* **WHAT IS ASKED**:
Sift the material for lines containing "Thanks", and return them.

* START *

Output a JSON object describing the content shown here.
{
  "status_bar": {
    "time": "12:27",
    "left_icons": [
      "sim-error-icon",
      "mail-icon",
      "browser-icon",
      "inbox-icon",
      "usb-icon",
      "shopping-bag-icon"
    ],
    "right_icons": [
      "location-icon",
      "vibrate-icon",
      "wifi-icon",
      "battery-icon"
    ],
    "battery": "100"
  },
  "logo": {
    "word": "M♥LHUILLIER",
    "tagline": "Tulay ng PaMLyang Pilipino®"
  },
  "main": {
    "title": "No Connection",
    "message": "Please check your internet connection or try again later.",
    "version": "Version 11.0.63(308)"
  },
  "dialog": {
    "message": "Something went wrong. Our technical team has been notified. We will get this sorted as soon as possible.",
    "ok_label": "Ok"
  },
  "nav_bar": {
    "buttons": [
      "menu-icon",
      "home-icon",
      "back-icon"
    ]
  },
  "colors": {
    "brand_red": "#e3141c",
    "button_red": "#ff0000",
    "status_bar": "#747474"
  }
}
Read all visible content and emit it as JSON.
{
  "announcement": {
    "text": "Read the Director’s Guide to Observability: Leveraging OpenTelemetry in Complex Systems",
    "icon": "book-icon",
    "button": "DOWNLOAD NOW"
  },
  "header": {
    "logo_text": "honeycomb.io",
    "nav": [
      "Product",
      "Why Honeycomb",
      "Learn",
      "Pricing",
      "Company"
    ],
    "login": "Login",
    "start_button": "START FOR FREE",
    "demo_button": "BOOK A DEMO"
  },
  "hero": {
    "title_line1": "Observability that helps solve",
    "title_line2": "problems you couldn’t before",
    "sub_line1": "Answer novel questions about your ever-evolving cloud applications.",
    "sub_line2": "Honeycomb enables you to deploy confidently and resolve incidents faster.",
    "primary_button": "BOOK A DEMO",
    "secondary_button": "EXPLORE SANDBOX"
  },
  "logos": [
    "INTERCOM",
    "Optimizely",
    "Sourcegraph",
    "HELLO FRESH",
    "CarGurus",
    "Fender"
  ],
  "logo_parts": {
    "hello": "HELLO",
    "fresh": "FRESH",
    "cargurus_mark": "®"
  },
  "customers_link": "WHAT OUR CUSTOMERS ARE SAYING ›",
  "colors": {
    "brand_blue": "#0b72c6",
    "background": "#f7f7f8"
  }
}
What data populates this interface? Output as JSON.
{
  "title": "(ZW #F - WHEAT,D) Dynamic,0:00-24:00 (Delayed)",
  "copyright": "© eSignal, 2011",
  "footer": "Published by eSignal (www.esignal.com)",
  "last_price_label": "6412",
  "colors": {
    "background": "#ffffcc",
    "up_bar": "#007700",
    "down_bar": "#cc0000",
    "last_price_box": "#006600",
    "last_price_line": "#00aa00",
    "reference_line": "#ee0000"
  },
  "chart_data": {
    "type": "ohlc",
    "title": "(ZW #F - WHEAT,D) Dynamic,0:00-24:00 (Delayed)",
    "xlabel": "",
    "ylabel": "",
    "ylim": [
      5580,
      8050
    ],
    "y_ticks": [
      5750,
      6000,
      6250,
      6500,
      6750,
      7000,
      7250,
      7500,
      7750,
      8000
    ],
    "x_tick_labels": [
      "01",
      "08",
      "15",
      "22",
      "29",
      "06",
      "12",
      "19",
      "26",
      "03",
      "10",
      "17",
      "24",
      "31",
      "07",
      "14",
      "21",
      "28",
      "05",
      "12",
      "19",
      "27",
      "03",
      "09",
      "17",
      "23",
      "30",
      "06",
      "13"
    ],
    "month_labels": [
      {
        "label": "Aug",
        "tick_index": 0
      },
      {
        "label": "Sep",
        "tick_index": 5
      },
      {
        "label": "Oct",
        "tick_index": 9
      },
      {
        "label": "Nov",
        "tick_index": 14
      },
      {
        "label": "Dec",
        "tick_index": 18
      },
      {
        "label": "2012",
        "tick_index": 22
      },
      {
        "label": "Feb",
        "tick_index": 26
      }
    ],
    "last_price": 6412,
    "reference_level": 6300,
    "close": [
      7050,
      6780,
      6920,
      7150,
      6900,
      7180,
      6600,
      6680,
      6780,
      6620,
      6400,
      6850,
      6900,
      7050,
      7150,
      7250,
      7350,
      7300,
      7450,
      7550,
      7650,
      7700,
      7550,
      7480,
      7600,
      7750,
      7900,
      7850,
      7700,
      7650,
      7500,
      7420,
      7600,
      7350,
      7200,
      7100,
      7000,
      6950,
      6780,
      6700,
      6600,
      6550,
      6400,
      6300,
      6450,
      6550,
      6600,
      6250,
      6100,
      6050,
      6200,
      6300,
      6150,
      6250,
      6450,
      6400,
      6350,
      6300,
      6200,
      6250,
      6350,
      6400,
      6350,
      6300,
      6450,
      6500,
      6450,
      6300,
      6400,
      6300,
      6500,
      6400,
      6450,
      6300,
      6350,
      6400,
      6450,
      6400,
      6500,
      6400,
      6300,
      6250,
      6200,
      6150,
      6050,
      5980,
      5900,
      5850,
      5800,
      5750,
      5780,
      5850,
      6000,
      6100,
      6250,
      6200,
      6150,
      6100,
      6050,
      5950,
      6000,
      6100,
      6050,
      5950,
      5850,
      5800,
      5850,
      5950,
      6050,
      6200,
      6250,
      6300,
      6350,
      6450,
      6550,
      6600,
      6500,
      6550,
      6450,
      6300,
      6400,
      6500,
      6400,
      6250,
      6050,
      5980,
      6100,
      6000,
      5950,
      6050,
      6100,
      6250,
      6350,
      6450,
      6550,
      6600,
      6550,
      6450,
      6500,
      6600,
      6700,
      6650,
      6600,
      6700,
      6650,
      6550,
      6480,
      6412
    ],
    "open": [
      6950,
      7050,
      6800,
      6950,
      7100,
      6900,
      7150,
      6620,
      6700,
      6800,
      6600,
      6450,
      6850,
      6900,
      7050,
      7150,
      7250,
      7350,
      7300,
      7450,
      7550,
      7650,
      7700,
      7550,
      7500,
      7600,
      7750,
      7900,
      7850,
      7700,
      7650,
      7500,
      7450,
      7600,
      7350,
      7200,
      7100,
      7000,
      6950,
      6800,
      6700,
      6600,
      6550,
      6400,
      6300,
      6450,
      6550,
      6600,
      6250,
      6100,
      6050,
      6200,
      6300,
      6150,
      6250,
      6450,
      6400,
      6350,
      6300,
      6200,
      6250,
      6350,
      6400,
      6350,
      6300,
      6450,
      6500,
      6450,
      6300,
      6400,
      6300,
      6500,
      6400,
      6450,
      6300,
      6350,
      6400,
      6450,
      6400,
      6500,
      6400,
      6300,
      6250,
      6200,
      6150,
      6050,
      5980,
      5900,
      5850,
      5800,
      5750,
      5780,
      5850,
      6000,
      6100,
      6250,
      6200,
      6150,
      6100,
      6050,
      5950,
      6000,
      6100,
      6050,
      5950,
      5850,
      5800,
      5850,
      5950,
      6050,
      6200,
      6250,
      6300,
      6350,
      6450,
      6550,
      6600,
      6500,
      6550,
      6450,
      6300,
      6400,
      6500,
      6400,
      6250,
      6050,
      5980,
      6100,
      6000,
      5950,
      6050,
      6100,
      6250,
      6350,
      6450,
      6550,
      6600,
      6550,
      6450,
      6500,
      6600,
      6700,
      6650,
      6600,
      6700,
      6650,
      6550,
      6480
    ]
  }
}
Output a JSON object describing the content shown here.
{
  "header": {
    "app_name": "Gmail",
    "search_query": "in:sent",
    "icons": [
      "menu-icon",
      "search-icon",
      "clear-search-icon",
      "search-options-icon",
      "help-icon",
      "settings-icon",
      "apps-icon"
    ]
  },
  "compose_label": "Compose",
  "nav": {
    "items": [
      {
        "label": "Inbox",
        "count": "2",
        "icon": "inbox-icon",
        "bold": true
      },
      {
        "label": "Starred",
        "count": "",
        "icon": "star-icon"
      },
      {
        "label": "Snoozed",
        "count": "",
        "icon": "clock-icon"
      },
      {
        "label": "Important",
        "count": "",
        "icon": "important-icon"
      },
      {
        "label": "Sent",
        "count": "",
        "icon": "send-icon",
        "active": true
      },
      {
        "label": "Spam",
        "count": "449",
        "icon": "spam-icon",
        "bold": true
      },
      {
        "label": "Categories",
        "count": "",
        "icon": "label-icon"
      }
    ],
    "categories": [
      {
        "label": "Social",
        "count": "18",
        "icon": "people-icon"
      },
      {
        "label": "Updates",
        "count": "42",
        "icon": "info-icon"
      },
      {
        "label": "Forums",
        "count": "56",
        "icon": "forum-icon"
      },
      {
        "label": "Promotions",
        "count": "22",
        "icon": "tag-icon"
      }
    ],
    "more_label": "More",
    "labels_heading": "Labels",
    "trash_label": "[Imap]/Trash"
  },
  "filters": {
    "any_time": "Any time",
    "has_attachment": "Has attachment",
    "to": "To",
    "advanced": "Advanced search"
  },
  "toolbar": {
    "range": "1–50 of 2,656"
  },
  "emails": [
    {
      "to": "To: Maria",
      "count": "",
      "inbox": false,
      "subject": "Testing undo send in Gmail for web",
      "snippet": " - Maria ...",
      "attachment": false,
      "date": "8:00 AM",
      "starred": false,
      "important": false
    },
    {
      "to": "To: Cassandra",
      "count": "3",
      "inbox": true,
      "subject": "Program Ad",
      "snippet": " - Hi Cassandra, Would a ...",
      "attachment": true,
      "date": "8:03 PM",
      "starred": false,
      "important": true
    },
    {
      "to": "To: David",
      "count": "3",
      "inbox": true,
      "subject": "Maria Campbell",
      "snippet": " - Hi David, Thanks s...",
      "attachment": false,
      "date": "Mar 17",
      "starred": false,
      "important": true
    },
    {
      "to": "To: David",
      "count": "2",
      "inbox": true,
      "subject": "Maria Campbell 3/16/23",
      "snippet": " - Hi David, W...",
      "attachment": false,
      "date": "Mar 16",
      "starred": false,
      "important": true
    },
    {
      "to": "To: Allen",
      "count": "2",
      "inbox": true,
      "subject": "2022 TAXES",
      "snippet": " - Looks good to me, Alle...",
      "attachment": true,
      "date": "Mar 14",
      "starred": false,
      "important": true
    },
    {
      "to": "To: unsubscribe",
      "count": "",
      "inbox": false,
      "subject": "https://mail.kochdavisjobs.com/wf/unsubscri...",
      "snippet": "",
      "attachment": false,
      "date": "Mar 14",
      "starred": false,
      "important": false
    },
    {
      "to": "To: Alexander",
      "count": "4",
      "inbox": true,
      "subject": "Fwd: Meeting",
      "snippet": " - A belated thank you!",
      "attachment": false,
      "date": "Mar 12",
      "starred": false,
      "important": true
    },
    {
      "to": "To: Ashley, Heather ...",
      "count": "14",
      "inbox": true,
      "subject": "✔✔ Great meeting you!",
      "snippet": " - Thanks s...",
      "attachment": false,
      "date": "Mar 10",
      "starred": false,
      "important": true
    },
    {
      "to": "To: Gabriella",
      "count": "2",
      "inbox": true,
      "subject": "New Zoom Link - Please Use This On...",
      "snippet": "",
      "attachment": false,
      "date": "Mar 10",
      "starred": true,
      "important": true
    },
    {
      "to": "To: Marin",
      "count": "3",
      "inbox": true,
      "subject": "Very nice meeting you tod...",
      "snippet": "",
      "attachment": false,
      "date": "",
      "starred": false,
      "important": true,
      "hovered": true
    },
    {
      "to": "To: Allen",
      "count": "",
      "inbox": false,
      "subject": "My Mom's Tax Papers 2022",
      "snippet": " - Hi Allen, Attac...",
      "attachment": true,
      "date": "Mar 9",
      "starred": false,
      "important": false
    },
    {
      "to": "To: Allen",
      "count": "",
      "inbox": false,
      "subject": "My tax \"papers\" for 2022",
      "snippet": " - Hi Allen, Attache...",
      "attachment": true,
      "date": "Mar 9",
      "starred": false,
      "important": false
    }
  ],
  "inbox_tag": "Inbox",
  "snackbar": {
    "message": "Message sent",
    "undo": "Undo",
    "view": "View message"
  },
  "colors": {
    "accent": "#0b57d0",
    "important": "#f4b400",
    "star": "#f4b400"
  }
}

* END *

* **TASK OUTPUT**:
      "snippet": " - Hi David, Thanks s...",
      "snippet": " - Thanks s...",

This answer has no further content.